### Your goal
Give all of the lines again exactly as they read.

### Stored items from a collection
(begin)

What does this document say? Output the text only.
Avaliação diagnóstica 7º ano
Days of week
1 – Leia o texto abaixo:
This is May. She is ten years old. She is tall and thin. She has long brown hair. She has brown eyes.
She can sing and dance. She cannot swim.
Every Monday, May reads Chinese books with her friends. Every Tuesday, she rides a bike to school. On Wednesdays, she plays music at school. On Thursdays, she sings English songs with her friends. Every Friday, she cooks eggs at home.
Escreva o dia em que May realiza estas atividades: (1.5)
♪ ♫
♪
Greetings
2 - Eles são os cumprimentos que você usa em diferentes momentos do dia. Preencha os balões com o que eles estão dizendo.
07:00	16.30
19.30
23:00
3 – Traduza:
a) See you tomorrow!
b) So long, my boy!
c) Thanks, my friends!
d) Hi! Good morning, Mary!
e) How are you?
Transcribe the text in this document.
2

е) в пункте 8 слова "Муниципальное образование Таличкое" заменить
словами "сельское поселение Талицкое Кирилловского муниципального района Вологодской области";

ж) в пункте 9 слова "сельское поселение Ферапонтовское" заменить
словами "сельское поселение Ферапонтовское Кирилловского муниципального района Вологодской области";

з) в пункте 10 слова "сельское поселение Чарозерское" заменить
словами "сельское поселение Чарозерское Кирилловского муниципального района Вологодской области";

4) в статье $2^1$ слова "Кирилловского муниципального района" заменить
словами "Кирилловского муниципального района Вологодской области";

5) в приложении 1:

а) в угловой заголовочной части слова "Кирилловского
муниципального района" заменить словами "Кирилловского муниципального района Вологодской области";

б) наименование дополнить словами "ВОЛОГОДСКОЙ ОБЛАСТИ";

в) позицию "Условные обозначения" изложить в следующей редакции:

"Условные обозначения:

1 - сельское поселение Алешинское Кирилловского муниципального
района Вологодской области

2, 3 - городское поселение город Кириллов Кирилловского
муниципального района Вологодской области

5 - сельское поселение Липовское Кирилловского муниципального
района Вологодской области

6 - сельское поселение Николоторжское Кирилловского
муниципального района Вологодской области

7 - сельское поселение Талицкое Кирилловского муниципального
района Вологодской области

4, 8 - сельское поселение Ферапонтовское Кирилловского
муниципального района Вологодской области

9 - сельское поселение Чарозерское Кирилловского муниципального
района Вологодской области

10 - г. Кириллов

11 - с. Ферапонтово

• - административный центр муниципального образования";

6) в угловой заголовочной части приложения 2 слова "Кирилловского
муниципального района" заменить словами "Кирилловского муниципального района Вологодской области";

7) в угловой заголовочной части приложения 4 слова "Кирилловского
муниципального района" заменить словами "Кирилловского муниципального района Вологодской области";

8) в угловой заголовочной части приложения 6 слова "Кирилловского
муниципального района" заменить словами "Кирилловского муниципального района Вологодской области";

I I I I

(end)

### Solution
What does this document say? Output the text only.
Avaliação diagnóstica 7º ano
Days of week
1 – Leia o texto abaixo:
This is May. She is ten years old. She is tall and thin. She has long brown hair. She has brown eyes.
She can sing and dance. She cannot swim.
Every Monday, May reads Chinese books with her friends. Every Tuesday, she rides a bike to school. On Wednesdays, she plays music at school. On Thursdays, she sings English songs with her friends. Every Friday, she cooks eggs at home.
Escreva o dia em que May realiza estas atividades: (1.5)
♪ ♫
♪
Greetings
2 - Eles são os cumprimentos que você usa em diferentes momentos do dia. Preencha os balões com o que eles estão dizendo.
07:00	16.30
19.30
23:00
3 – Traduza:
a) See you tomorrow!
b) So long, my boy!
c) Thanks, my friends!
d) Hi! Good morning, Mary!
e) How are you?
Transcribe the text in this document.
2

е) в пункте 8 слова "Муниципальное образование Таличкое" заменить
словами "сельское поселение Талицкое Кирилловского муниципального района Вологодской области";

ж) в пункте 9 слова "сельское поселение Ферапонтовское" заменить
словами "сельское поселение Ферапонтовское Кирилловского муниципального района Вологодской области";

з) в пункте 10 слова "сельское поселение Чарозерское" заменить
словами "сельское поселение Чарозерское Кирилловского муниципального района Вологодской области";

4) в статье $2^1$ слова "Кирилловского муниципального района" заменить
словами "Кирилловского муниципального района Вологодской области";

5) в приложении 1:

а) в угловой заголовочной части слова "Кирилловского
муниципального района" заменить словами "Кирилловского муниципального района Вологодской области";

б) наименование дополнить словами "ВОЛОГОДСКОЙ ОБЛАСТИ";

в) позицию "Условные обозначения" изложить в следующей редакции:

"Условные обозначения:

1 - сельское поселение Алешинское Кирилловского муниципального
района Вологодской области

2, 3 - городское поселение город Кириллов Кирилловского
муниципального района Вологодской области

5 - сельское поселение Липовское Кирилловского муниципального
района Вологодской области

6 - сельское поселение Николоторжское Кирилловского
муниципального района Вологодской области

7 - сельское поселение Талицкое Кирилловского муниципального
района Вологодской области

4, 8 - сельское поселение Ферапонтовское Кирилловского
муниципального района Вологодской области

9 - сельское поселение Чарозерское Кирилловского муниципального
района Вологодской области

10 - г. Кириллов

11 - с. Ферапонтово

• - административный центр муниципального образования";

6) в угловой заголовочной части приложения 2 слова "Кирилловского
муниципального района" заменить словами "Кирилловского муниципального района Вологодской области";

7) в угловой заголовочной части приложения 4 слова "Кирилловского
муниципального района" заменить словами "Кирилловского муниципального района Вологодской области";

8) в угловой заголовочной части приложения 6 слова "Кирилловского
муниципального района" заменить словами "Кирилловского муниципального района Вологодской области";

I I I I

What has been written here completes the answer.